[Transcribed document page entries]
_ _ _ _ _

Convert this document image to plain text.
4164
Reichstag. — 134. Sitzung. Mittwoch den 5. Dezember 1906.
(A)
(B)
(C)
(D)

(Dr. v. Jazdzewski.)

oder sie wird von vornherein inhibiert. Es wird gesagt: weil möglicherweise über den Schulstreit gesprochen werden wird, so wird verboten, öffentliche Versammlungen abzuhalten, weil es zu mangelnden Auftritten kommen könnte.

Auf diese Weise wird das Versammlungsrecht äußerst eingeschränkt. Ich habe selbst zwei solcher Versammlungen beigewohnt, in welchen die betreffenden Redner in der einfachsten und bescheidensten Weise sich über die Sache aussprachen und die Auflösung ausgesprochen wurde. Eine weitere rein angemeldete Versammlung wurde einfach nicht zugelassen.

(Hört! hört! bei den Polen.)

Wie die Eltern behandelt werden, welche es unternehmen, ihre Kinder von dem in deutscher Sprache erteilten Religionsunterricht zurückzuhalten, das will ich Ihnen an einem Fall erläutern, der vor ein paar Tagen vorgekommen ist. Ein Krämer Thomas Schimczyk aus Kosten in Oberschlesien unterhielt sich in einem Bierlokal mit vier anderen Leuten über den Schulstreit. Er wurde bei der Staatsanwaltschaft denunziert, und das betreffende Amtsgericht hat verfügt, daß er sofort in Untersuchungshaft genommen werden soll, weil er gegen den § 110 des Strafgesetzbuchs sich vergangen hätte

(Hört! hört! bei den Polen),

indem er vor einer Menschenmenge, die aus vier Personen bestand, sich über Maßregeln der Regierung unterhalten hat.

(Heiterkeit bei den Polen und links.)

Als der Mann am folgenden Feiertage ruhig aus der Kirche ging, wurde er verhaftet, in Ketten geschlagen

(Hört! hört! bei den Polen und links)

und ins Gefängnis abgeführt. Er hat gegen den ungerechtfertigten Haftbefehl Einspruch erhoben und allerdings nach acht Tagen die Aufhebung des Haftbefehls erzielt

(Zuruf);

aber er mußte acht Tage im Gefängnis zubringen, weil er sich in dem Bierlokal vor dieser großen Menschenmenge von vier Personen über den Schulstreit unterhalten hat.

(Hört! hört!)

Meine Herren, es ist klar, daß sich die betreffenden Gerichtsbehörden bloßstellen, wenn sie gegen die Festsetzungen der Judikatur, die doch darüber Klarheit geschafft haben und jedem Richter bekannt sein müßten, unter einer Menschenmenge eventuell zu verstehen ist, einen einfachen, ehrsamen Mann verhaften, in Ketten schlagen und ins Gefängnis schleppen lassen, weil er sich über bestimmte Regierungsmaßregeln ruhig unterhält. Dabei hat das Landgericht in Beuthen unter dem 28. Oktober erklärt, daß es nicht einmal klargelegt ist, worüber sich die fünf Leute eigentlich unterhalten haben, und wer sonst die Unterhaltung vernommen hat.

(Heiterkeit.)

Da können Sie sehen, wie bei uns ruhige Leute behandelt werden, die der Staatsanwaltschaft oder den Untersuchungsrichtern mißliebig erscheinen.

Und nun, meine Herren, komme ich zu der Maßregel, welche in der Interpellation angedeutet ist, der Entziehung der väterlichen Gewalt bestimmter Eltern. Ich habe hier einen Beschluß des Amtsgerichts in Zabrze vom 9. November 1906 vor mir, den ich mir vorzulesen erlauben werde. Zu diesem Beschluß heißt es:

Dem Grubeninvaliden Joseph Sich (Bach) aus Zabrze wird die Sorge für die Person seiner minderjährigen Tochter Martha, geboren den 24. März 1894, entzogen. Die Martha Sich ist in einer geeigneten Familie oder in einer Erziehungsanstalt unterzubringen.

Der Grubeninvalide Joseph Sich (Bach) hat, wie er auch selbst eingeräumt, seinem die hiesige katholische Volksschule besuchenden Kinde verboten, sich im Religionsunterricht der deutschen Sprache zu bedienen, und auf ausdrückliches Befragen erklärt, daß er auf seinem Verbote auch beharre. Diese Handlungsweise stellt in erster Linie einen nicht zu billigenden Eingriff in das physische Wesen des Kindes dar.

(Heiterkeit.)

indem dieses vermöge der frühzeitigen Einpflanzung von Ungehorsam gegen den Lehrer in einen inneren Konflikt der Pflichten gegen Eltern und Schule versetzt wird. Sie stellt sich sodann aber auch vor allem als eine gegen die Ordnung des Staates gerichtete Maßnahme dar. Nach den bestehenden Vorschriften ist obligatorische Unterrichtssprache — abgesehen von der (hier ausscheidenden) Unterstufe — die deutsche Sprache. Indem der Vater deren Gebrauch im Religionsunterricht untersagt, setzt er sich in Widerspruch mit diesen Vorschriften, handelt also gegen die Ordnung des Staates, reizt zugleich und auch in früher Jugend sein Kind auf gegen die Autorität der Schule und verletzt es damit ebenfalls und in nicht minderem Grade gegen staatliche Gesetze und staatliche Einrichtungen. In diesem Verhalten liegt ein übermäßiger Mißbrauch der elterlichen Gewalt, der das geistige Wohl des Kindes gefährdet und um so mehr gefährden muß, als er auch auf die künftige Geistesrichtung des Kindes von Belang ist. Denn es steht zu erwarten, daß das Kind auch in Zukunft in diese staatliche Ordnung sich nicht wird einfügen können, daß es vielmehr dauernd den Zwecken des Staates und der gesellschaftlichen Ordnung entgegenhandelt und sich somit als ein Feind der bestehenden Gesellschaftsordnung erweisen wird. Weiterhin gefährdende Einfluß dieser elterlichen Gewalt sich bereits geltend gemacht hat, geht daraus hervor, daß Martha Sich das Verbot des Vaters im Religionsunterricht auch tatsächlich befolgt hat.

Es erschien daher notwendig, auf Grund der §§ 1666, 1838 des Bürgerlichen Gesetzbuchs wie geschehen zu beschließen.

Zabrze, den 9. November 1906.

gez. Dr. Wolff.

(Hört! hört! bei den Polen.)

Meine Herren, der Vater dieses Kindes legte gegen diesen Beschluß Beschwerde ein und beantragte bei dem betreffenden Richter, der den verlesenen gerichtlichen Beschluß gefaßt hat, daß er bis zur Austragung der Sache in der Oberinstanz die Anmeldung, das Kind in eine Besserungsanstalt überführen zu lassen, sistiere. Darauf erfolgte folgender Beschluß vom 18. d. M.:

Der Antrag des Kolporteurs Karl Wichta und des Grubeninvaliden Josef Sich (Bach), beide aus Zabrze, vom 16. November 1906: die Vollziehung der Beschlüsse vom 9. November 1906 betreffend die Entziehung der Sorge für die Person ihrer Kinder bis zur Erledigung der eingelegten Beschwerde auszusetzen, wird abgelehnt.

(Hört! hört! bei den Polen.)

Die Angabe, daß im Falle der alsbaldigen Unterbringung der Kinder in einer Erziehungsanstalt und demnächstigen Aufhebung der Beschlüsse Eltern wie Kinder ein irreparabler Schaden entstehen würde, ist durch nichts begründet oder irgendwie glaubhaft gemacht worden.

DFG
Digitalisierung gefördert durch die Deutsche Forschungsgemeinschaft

_ _ _ _ _

§ DIRECTIONS: Match on "Grubeninvaliden" and copy out every line of the entries that contains it.

§ RESPONSE TO THIS EXERCISE:
Dem Grubeninvaliden Joseph Sich (Bach) aus Zabrze wird die Sorge für die Person seiner minderjährigen Tochter Martha, geboren den 24. März 1894, entzogen. Die Martha Sich ist in einer geeigneten Familie oder in einer Erziehungsanstalt unterzubringen.
Der Antrag des Kolporteurs Karl Wichta und des Grubeninvaliden Josef Sich (Bach), beide aus Zabrze, vom 16. November 1906: die Vollziehung der Beschlüsse vom 9. November 1906 betreffend die Entziehung der Sorge für die Person ihrer Kinder bis zur Erledigung der eingelegten Beschwerde auszusetzen, wird abgelehnt.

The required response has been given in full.